- **Source material**
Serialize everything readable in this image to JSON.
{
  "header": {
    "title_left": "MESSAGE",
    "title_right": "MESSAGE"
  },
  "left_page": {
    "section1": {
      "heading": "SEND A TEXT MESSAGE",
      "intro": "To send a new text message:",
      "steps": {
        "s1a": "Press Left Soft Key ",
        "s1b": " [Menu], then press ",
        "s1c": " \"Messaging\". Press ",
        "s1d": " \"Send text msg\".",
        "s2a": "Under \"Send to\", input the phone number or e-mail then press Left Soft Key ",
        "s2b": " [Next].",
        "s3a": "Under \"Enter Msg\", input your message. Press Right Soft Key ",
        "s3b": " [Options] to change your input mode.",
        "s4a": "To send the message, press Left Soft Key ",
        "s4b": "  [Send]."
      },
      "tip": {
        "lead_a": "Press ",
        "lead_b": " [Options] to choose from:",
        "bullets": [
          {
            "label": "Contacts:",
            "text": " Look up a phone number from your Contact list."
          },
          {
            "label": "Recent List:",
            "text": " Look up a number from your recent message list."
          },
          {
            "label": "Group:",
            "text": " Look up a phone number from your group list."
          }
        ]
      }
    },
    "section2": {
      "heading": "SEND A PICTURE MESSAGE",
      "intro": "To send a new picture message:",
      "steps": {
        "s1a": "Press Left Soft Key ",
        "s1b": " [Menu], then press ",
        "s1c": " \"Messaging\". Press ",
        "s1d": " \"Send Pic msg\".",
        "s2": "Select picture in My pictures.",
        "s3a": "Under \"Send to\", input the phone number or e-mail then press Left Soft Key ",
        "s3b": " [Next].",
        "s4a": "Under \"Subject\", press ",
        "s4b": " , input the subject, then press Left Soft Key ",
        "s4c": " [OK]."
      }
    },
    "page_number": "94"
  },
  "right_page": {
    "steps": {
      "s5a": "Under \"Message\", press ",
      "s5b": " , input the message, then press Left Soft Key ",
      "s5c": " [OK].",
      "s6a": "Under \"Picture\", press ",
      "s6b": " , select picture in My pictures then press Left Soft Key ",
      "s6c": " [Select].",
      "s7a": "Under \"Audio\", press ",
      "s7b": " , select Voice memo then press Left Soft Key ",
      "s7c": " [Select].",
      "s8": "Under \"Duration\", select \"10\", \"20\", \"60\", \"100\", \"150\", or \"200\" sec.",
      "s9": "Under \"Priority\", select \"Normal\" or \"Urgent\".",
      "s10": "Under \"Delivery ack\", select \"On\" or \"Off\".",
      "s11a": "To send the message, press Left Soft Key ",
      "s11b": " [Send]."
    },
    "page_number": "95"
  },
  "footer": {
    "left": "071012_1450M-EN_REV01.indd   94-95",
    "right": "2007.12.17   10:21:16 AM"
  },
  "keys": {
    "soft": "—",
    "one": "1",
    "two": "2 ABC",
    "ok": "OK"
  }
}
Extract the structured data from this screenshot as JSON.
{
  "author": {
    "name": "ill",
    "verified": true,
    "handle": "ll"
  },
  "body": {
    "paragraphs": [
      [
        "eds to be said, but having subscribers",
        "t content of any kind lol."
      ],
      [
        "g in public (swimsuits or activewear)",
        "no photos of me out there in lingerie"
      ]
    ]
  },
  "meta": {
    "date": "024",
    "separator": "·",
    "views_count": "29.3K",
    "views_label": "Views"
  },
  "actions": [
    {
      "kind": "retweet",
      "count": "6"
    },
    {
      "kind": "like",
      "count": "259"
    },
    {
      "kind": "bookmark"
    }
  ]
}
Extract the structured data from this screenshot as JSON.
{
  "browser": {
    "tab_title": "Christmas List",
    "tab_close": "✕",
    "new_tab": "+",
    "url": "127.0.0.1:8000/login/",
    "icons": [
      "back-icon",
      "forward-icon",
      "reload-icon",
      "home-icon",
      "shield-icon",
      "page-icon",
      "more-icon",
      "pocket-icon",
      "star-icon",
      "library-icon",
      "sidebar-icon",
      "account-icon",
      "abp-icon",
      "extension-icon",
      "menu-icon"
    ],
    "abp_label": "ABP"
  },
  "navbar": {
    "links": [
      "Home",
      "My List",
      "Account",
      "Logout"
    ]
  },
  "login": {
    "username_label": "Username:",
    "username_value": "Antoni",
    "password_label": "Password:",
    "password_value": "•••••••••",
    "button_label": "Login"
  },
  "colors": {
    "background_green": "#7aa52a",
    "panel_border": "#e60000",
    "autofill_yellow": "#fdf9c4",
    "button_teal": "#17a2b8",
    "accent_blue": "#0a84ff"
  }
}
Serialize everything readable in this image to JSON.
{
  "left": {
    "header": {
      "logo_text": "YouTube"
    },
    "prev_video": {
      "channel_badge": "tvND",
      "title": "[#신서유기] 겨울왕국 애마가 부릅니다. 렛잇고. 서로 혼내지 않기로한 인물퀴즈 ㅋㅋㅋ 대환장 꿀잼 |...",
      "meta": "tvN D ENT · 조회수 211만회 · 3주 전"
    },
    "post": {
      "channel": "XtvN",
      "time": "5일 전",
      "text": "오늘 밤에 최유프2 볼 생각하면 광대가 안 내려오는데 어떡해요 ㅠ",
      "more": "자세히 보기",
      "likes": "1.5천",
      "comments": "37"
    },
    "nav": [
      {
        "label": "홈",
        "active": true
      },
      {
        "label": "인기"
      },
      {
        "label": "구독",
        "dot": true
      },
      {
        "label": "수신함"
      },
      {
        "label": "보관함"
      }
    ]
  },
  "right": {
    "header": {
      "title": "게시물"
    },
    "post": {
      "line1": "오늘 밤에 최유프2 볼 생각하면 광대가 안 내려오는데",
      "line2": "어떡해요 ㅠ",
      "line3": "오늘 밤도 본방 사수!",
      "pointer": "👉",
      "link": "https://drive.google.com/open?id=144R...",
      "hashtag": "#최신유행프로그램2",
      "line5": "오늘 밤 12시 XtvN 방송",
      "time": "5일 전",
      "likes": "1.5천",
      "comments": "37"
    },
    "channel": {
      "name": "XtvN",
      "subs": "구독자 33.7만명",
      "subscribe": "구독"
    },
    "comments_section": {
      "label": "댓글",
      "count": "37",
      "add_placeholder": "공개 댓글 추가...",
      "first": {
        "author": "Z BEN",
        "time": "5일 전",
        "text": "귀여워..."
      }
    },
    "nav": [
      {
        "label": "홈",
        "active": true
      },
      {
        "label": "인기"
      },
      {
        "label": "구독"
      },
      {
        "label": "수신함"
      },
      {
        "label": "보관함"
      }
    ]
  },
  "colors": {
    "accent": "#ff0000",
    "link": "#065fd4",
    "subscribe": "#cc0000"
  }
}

- **Task prompt**
Gather up every line in the data above that contains the word "pictures", copying each one.

- **Answer to the exercise**
        "s2": "Select picture in My pictures.",
      "s6b": " , select picture in My pictures then press Left Soft Key ",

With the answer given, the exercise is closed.